PROBLEM DESCRIPTION:
Copy all lines holding the word "drag" from the entries.

GIVEN RECORDS:
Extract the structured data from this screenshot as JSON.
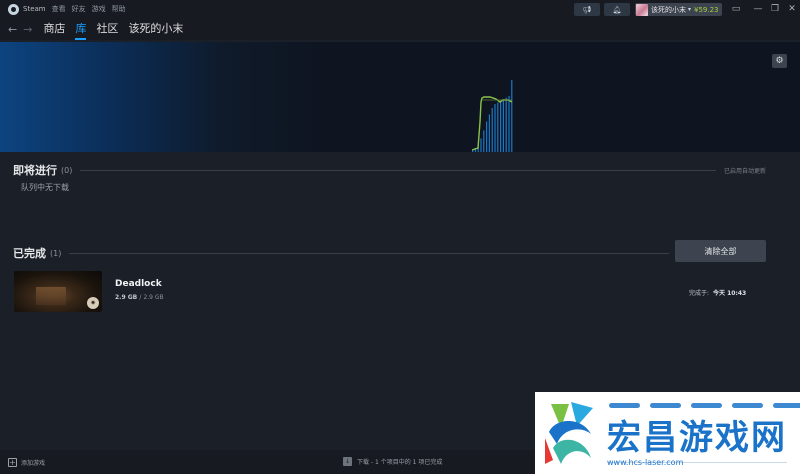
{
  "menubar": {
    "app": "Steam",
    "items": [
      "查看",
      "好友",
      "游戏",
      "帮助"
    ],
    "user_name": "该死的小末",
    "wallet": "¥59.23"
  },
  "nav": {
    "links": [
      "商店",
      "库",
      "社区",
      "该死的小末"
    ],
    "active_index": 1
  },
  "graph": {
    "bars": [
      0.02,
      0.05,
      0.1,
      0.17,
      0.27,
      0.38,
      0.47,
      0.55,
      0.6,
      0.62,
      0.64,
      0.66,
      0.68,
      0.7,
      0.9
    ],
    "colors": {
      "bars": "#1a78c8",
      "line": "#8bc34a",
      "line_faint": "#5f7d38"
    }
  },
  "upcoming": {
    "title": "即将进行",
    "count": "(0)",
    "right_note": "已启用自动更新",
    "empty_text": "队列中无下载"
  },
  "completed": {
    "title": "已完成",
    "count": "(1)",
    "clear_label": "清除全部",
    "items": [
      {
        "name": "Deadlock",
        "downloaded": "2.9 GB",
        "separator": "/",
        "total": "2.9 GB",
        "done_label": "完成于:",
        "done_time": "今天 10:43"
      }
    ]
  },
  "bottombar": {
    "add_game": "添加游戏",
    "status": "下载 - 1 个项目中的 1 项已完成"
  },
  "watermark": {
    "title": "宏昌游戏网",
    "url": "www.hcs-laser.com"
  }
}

---

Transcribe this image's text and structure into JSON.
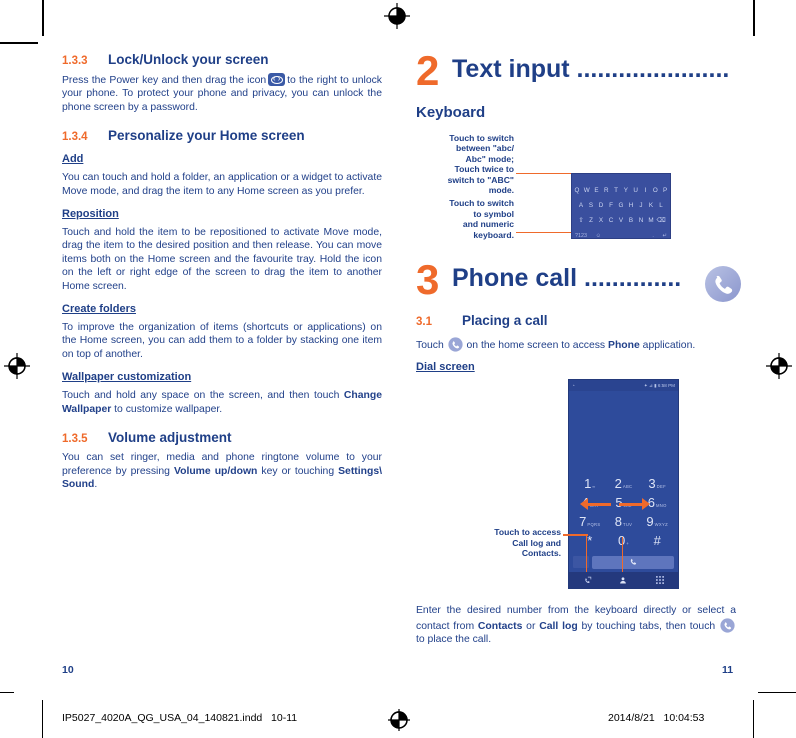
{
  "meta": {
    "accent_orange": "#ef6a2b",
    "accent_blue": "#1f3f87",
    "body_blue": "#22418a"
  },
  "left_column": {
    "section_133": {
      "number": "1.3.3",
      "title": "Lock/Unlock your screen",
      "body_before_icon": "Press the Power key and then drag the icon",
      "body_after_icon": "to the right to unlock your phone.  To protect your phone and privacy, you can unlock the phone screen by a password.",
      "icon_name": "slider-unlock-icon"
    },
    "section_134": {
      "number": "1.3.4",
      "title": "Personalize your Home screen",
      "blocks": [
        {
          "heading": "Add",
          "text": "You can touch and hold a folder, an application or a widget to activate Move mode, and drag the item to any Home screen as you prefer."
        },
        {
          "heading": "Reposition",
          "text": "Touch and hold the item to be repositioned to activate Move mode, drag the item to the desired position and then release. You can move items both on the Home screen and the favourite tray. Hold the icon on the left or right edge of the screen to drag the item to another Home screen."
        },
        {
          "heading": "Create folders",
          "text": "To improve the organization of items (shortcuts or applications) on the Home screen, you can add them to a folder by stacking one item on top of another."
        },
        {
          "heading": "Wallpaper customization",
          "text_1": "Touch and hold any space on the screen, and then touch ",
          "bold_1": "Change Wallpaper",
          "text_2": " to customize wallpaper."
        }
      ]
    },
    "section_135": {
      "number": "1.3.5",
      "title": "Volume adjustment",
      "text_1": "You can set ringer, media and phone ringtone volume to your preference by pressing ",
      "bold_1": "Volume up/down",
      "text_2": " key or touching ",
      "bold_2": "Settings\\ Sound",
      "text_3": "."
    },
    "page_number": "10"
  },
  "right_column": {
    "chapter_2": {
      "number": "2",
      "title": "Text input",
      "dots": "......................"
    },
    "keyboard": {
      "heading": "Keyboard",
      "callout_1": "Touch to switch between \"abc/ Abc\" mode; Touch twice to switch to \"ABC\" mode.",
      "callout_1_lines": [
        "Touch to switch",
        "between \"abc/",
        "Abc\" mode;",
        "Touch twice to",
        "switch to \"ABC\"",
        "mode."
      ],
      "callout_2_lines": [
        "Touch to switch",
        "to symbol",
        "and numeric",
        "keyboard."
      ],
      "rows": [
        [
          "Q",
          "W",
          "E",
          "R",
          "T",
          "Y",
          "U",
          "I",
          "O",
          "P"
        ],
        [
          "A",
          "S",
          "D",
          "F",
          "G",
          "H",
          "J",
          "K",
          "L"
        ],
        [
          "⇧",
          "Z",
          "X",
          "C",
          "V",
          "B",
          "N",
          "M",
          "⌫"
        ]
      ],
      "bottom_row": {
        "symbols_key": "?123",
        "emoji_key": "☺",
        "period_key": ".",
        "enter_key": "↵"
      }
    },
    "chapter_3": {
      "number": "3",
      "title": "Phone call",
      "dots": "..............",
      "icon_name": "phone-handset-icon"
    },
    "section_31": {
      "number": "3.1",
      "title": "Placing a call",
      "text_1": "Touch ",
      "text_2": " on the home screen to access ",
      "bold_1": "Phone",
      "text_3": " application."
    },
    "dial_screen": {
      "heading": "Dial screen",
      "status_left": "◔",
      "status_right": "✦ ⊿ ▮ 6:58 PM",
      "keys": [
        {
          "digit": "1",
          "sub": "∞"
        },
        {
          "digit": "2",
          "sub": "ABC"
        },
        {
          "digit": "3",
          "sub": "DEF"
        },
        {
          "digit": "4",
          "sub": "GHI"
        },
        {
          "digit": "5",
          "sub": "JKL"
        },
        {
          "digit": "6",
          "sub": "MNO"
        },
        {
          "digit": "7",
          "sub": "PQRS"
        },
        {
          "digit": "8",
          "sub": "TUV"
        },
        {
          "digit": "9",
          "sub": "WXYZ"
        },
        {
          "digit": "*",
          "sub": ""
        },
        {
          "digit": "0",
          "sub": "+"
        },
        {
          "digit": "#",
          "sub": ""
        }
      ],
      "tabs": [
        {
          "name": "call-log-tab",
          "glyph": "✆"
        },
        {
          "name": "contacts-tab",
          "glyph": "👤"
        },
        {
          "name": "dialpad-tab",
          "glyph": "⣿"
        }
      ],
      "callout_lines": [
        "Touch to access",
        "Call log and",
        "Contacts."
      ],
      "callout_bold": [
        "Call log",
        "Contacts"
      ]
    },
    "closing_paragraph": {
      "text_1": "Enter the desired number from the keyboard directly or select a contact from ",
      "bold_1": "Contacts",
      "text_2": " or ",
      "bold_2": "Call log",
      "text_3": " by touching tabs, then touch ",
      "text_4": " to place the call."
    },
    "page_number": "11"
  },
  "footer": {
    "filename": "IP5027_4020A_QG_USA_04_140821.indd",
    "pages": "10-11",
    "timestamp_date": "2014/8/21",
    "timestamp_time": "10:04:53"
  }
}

* * *

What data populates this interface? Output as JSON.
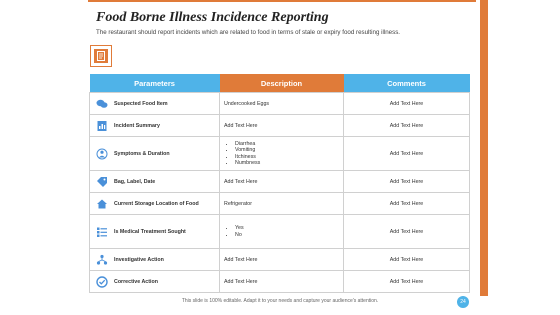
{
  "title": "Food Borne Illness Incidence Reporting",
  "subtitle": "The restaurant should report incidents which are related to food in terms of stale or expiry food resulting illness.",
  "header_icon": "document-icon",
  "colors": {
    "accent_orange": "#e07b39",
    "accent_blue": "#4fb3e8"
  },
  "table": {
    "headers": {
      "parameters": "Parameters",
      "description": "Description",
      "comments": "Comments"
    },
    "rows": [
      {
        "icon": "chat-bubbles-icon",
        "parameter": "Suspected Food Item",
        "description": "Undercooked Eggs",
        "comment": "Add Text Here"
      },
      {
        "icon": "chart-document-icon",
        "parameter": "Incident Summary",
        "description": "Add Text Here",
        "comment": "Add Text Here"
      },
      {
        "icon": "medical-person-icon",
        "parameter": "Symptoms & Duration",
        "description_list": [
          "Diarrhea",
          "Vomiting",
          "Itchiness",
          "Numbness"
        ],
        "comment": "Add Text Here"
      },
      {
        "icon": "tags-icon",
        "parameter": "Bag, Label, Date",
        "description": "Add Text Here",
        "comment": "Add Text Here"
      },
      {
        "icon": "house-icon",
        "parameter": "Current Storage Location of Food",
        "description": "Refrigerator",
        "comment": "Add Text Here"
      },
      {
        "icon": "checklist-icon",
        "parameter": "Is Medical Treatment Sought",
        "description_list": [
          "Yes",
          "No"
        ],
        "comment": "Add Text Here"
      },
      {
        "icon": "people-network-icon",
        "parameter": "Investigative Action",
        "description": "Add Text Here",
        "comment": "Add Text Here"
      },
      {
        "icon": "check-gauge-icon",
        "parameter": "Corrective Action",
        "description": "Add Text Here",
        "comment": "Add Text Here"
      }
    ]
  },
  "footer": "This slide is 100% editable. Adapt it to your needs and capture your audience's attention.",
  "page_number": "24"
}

EXERCISE RESULT:
      "body_before_icon": "Press the Power key and then drag the icon",
          "text": "You can touch and hold a folder, an application or a widget to activate Move mode, and drag the item to any Home screen as you prefer."
          "text": "Touch and hold the item to be repositioned to activate Move mode, drag the item to the desired position and then release. You can move items both on the Home screen and the favourite tray. Hold the icon on the left or right edge of the screen to drag the item to another Home screen."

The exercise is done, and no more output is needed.